[Saved entries]

----

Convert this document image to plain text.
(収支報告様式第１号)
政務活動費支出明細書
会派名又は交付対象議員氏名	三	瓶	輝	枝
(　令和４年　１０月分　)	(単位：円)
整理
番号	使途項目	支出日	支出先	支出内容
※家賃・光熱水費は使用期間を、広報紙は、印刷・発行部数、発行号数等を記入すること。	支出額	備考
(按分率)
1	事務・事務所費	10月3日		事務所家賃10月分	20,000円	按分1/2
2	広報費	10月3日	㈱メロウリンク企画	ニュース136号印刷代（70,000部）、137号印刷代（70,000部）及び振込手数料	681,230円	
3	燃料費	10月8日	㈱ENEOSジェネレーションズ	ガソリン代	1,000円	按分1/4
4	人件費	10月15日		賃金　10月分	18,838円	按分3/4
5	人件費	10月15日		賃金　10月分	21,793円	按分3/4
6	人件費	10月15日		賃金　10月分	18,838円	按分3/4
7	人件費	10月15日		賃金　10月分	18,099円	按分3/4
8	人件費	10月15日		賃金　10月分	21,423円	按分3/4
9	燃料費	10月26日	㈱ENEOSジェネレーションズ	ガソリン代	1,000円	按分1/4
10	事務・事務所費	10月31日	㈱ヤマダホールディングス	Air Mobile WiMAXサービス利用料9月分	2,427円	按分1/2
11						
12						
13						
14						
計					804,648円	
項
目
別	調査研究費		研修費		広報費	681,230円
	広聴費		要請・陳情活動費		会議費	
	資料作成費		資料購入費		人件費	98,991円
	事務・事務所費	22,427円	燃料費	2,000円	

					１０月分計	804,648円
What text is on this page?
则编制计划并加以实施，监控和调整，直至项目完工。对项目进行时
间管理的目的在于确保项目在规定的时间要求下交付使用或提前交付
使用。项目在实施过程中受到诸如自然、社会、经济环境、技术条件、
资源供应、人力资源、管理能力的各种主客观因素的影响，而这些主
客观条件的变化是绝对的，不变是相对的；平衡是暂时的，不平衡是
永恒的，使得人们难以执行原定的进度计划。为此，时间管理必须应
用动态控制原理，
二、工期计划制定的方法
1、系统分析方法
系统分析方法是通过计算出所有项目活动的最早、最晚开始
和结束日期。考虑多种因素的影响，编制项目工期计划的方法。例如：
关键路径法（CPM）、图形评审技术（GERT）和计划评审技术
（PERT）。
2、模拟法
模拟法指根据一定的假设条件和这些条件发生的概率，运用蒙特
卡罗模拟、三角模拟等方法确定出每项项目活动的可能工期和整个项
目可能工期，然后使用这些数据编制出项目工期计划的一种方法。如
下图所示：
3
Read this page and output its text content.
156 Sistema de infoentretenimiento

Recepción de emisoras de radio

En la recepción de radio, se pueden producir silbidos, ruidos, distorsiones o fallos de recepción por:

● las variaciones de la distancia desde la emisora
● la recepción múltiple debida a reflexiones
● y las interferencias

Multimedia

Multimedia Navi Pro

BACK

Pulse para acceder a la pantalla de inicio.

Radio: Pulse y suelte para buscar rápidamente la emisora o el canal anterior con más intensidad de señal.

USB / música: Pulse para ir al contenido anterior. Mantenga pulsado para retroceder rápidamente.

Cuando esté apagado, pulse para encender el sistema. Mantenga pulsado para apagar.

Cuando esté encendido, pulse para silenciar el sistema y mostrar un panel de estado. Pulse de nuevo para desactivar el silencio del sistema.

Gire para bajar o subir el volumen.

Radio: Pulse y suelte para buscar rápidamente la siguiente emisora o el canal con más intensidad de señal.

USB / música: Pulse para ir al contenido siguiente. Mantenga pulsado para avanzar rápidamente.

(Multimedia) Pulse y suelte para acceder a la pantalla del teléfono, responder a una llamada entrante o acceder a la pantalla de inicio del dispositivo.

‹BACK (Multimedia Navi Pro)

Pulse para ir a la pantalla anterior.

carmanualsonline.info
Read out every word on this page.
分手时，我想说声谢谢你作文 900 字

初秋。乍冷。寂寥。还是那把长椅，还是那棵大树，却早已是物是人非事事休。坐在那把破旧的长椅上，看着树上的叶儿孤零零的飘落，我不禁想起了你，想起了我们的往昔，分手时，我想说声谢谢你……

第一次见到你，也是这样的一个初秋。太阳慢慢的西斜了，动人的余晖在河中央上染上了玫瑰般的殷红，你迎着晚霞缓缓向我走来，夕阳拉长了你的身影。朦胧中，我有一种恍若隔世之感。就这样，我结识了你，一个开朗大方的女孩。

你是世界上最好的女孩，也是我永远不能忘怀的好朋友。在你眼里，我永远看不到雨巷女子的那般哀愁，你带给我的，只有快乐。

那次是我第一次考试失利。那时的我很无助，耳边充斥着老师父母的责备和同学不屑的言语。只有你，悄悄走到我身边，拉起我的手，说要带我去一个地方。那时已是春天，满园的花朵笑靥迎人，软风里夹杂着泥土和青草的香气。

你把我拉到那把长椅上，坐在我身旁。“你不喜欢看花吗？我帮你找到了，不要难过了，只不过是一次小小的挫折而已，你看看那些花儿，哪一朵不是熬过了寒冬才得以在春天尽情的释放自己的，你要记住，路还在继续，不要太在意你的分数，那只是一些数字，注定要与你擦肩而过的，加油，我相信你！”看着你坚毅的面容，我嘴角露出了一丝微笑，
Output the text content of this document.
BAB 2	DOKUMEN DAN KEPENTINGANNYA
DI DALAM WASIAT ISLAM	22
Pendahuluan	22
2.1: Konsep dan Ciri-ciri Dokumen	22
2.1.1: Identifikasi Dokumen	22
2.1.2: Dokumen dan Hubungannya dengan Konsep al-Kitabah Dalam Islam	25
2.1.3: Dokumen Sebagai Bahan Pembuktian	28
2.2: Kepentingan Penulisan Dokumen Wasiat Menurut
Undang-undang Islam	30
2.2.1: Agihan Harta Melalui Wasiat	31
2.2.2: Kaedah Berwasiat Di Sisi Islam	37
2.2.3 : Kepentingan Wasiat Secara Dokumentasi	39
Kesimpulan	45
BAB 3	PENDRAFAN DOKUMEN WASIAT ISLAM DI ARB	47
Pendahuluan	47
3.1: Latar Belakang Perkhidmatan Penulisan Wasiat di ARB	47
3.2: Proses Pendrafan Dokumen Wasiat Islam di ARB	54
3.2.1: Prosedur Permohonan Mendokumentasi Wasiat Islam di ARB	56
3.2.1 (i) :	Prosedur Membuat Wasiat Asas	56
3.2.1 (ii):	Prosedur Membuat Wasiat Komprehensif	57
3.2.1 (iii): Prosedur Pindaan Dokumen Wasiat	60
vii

----

Reproduce the data in full, exactly as presented.

Convert this document image to plain text.
(収支報告様式第１号)
政務活動費支出明細書
会派名又は交付対象議員氏名	三	瓶	輝	枝
(　令和４年　１０月分　)	(単位：円)
整理
番号	使途項目	支出日	支出先	支出内容
※家賃・光熱水費は使用期間を、広報紙は、印刷・発行部数、発行号数等を記入すること。	支出額	備考
(按分率)
1	事務・事務所費	10月3日		事務所家賃10月分	20,000円	按分1/2
2	広報費	10月3日	㈱メロウリンク企画	ニュース136号印刷代（70,000部）、137号印刷代（70,000部）及び振込手数料	681,230円	
3	燃料費	10月8日	㈱ENEOSジェネレーションズ	ガソリン代	1,000円	按分1/4
4	人件費	10月15日		賃金　10月分	18,838円	按分3/4
5	人件費	10月15日		賃金　10月分	21,793円	按分3/4
6	人件費	10月15日		賃金　10月分	18,838円	按分3/4
7	人件費	10月15日		賃金　10月分	18,099円	按分3/4
8	人件費	10月15日		賃金　10月分	21,423円	按分3/4
9	燃料費	10月26日	㈱ENEOSジェネレーションズ	ガソリン代	1,000円	按分1/4
10	事務・事務所費	10月31日	㈱ヤマダホールディングス	Air Mobile WiMAXサービス利用料9月分	2,427円	按分1/2
11						
12						
13						
14						
計					804,648円	
項
目
別	調査研究費		研修費		広報費	681,230円
	広聴費		要請・陳情活動費		会議費	
	資料作成費		資料購入費		人件費	98,991円
	事務・事務所費	22,427円	燃料費	2,000円	

					１０月分計	804,648円
What text is on this page?
则编制计划并加以实施，监控和调整，直至项目完工。对项目进行时
间管理的目的在于确保项目在规定的时间要求下交付使用或提前交付
使用。项目在实施过程中受到诸如自然、社会、经济环境、技术条件、
资源供应、人力资源、管理能力的各种主客观因素的影响，而这些主
客观条件的变化是绝对的，不变是相对的；平衡是暂时的，不平衡是
永恒的，使得人们难以执行原定的进度计划。为此，时间管理必须应
用动态控制原理，
二、工期计划制定的方法
1、系统分析方法
系统分析方法是通过计算出所有项目活动的最早、最晚开始
和结束日期。考虑多种因素的影响，编制项目工期计划的方法。例如：
关键路径法（CPM）、图形评审技术（GERT）和计划评审技术
（PERT）。
2、模拟法
模拟法指根据一定的假设条件和这些条件发生的概率，运用蒙特
卡罗模拟、三角模拟等方法确定出每项项目活动的可能工期和整个项
目可能工期，然后使用这些数据编制出项目工期计划的一种方法。如
下图所示：
3
Read this page and output its text content.
156 Sistema de infoentretenimiento

Recepción de emisoras de radio

En la recepción de radio, se pueden producir silbidos, ruidos, distorsiones o fallos de recepción por:

● las variaciones de la distancia desde la emisora
● la recepción múltiple debida a reflexiones
● y las interferencias

Multimedia

Multimedia Navi Pro

BACK

Pulse para acceder a la pantalla de inicio.

Radio: Pulse y suelte para buscar rápidamente la emisora o el canal anterior con más intensidad de señal.

USB / música: Pulse para ir al contenido anterior. Mantenga pulsado para retroceder rápidamente.

Cuando esté apagado, pulse para encender el sistema. Mantenga pulsado para apagar.

Cuando esté encendido, pulse para silenciar el sistema y mostrar un panel de estado. Pulse de nuevo para desactivar el silencio del sistema.

Gire para bajar o subir el volumen.

Radio: Pulse y suelte para buscar rápidamente la siguiente emisora o el canal con más intensidad de señal.

USB / música: Pulse para ir al contenido siguiente. Mantenga pulsado para avanzar rápidamente.

(Multimedia) Pulse y suelte para acceder a la pantalla del teléfono, responder a una llamada entrante o acceder a la pantalla de inicio del dispositivo.

‹BACK (Multimedia Navi Pro)

Pulse para ir a la pantalla anterior.

carmanualsonline.info
Read out every word on this page.
分手时，我想说声谢谢你作文 900 字

初秋。乍冷。寂寥。还是那把长椅，还是那棵大树，却早已是物是人非事事休。坐在那把破旧的长椅上，看着树上的叶儿孤零零的飘落，我不禁想起了你，想起了我们的往昔，分手时，我想说声谢谢你……

第一次见到你，也是这样的一个初秋。太阳慢慢的西斜了，动人的余晖在河中央上染上了玫瑰般的殷红，你迎着晚霞缓缓向我走来，夕阳拉长了你的身影。朦胧中，我有一种恍若隔世之感。就这样，我结识了你，一个开朗大方的女孩。

你是世界上最好的女孩，也是我永远不能忘怀的好朋友。在你眼里，我永远看不到雨巷女子的那般哀愁，你带给我的，只有快乐。

那次是我第一次考试失利。那时的我很无助，耳边充斥着老师父母的责备和同学不屑的言语。只有你，悄悄走到我身边，拉起我的手，说要带我去一个地方。那时已是春天，满园的花朵笑靥迎人，软风里夹杂着泥土和青草的香气。

你把我拉到那把长椅上，坐在我身旁。“你不喜欢看花吗？我帮你找到了，不要难过了，只不过是一次小小的挫折而已，你看看那些花儿，哪一朵不是熬过了寒冬才得以在春天尽情的释放自己的，你要记住，路还在继续，不要太在意你的分数，那只是一些数字，注定要与你擦肩而过的，加油，我相信你！”看着你坚毅的面容，我嘴角露出了一丝微笑，
Output the text content of this document.
BAB 2	DOKUMEN DAN KEPENTINGANNYA
DI DALAM WASIAT ISLAM	22
Pendahuluan	22
2.1: Konsep dan Ciri-ciri Dokumen	22
2.1.1: Identifikasi Dokumen	22
2.1.2: Dokumen dan Hubungannya dengan Konsep al-Kitabah Dalam Islam	25
2.1.3: Dokumen Sebagai Bahan Pembuktian	28
2.2: Kepentingan Penulisan Dokumen Wasiat Menurut
Undang-undang Islam	30
2.2.1: Agihan Harta Melalui Wasiat	31
2.2.2: Kaedah Berwasiat Di Sisi Islam	37
2.2.3 : Kepentingan Wasiat Secara Dokumentasi	39
Kesimpulan	45
BAB 3	PENDRAFAN DOKUMEN WASIAT ISLAM DI ARB	47
Pendahuluan	47
3.1: Latar Belakang Perkhidmatan Penulisan Wasiat di ARB	47
3.2: Proses Pendrafan Dokumen Wasiat Islam di ARB	54
3.2.1: Prosedur Permohonan Mendokumentasi Wasiat Islam di ARB	56
3.2.1 (i) :	Prosedur Membuat Wasiat Asas	56
3.2.1 (ii):	Prosedur Membuat Wasiat Komprehensif	57
3.2.1 (iii): Prosedur Pindaan Dokumen Wasiat	60
vii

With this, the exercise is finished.